— start of Listed records —
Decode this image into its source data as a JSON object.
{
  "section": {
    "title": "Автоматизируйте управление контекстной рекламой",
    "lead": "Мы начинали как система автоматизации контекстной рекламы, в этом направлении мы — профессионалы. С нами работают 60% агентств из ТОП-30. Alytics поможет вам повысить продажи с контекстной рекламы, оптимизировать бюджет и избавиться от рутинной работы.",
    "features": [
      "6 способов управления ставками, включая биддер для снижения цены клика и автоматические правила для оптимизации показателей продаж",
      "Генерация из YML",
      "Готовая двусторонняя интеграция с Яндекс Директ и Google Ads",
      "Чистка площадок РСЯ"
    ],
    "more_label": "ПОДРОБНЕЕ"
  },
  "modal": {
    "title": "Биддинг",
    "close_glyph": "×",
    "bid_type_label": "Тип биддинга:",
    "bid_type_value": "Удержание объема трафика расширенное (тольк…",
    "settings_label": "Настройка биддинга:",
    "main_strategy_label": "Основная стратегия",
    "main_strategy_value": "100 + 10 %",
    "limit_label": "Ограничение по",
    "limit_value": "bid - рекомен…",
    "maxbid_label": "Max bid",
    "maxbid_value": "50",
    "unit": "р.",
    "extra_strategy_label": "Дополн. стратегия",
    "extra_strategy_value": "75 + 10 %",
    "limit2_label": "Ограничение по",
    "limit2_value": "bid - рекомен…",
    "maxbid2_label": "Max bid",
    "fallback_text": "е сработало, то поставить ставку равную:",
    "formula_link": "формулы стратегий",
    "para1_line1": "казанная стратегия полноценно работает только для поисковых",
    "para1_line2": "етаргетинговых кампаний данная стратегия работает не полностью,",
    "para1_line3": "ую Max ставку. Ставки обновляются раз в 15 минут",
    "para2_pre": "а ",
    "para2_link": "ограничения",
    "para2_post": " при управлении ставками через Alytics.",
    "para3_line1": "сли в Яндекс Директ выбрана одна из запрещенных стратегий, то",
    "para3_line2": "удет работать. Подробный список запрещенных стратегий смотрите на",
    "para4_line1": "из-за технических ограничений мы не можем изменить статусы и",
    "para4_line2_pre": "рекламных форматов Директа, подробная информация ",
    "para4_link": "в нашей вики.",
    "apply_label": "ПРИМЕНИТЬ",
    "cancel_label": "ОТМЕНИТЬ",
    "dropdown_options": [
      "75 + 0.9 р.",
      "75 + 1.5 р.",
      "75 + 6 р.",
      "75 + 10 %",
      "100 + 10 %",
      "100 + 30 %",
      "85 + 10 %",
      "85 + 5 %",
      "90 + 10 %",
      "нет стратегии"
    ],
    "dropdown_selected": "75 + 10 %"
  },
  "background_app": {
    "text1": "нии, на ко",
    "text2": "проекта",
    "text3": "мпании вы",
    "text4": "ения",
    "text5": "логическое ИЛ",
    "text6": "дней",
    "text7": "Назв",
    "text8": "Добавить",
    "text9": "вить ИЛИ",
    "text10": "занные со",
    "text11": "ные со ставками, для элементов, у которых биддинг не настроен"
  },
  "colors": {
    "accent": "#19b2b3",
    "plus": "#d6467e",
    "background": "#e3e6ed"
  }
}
— end of Listed records —
What you need to do: Which lines of the data above contain "Яндекс"? Copy each one.

Result:
      "Готовая двусторонняя интеграция с Яндекс Директ и Google Ads",
    "para3_line1": "сли в Яндекс Директ выбрана одна из запрещенных стратегий, то",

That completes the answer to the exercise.